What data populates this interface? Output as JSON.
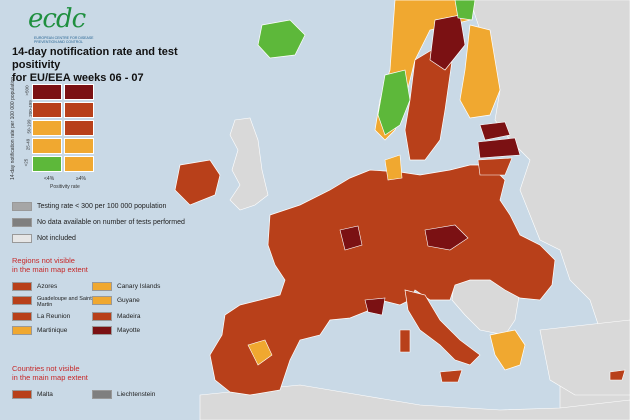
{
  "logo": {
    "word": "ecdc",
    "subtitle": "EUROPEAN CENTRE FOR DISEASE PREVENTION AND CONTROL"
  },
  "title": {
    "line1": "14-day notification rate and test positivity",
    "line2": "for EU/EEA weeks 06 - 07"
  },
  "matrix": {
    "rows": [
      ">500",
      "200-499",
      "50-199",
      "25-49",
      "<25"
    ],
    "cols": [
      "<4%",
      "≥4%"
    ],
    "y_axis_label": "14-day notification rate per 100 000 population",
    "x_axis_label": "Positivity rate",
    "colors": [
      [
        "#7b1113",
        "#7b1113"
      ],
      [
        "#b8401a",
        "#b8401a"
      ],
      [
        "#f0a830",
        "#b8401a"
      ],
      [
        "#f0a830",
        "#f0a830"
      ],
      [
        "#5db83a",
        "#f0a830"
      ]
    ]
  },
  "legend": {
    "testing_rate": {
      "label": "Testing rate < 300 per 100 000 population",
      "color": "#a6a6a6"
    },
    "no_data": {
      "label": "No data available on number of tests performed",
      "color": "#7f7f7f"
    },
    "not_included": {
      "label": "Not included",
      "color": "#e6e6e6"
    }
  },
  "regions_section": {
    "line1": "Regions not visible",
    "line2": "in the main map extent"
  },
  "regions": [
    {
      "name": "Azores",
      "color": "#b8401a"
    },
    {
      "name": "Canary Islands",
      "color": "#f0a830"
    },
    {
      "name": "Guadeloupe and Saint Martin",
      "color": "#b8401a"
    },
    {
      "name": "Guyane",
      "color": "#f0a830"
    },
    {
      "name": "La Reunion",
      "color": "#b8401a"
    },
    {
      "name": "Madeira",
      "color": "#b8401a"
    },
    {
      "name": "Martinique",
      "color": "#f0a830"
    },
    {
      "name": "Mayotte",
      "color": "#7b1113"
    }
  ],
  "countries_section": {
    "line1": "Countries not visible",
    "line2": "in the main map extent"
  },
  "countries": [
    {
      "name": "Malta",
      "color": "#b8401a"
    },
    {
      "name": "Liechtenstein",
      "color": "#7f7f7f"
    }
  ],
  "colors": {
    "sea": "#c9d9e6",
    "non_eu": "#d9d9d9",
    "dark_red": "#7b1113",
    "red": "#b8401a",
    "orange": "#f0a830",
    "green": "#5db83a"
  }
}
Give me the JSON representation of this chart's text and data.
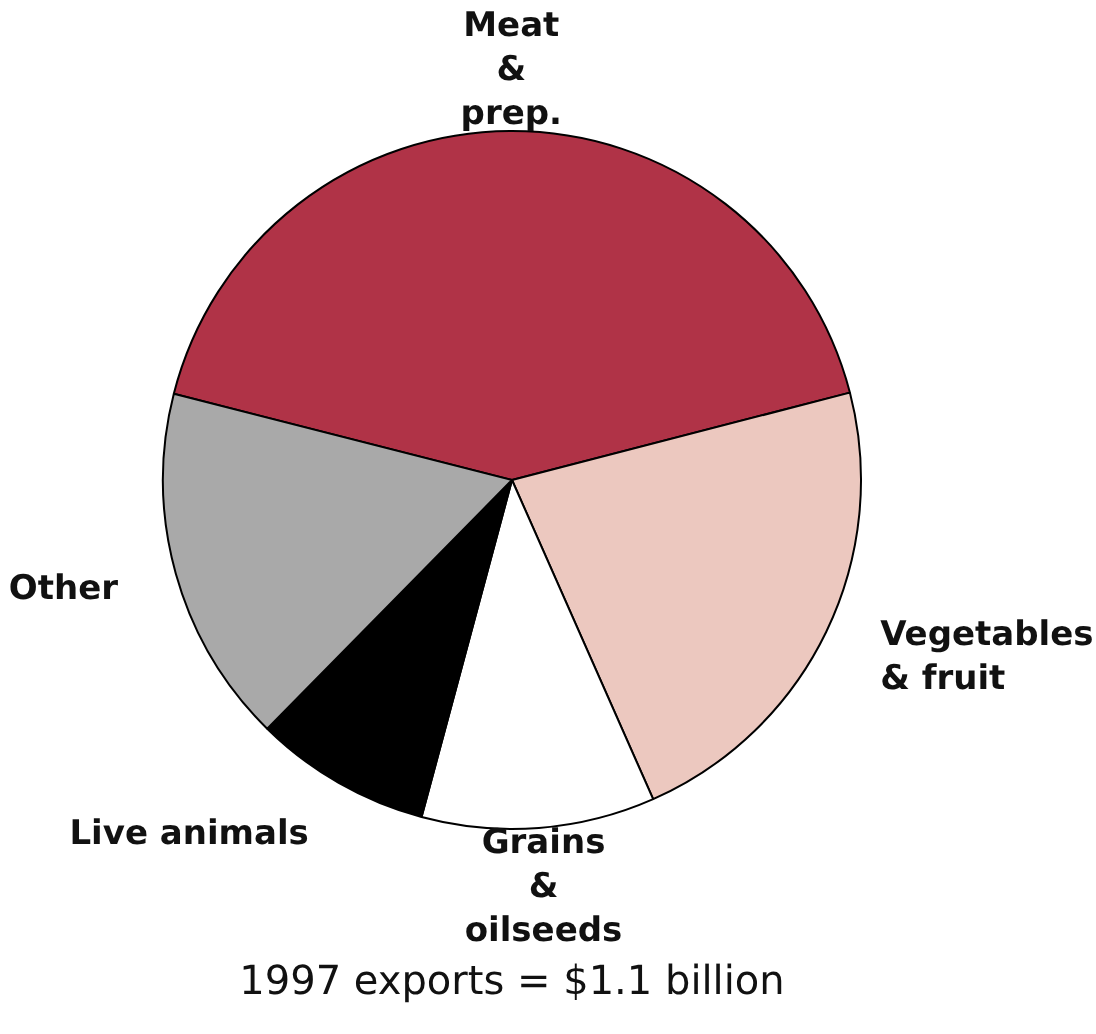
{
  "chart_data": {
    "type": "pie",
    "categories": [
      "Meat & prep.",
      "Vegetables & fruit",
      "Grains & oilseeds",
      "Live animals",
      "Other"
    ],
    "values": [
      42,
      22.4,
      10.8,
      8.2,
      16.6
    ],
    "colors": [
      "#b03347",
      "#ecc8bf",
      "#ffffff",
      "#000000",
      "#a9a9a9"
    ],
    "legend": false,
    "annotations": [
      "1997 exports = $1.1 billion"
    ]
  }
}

§ §

== WHAT THE EXERCISE ASKS ==
List every line above that contains the word "JSON".

== COMPLETE OUTPUT ==
What data populates this interface? Output as JSON.
Give me the JSON representation of this chart's text and data.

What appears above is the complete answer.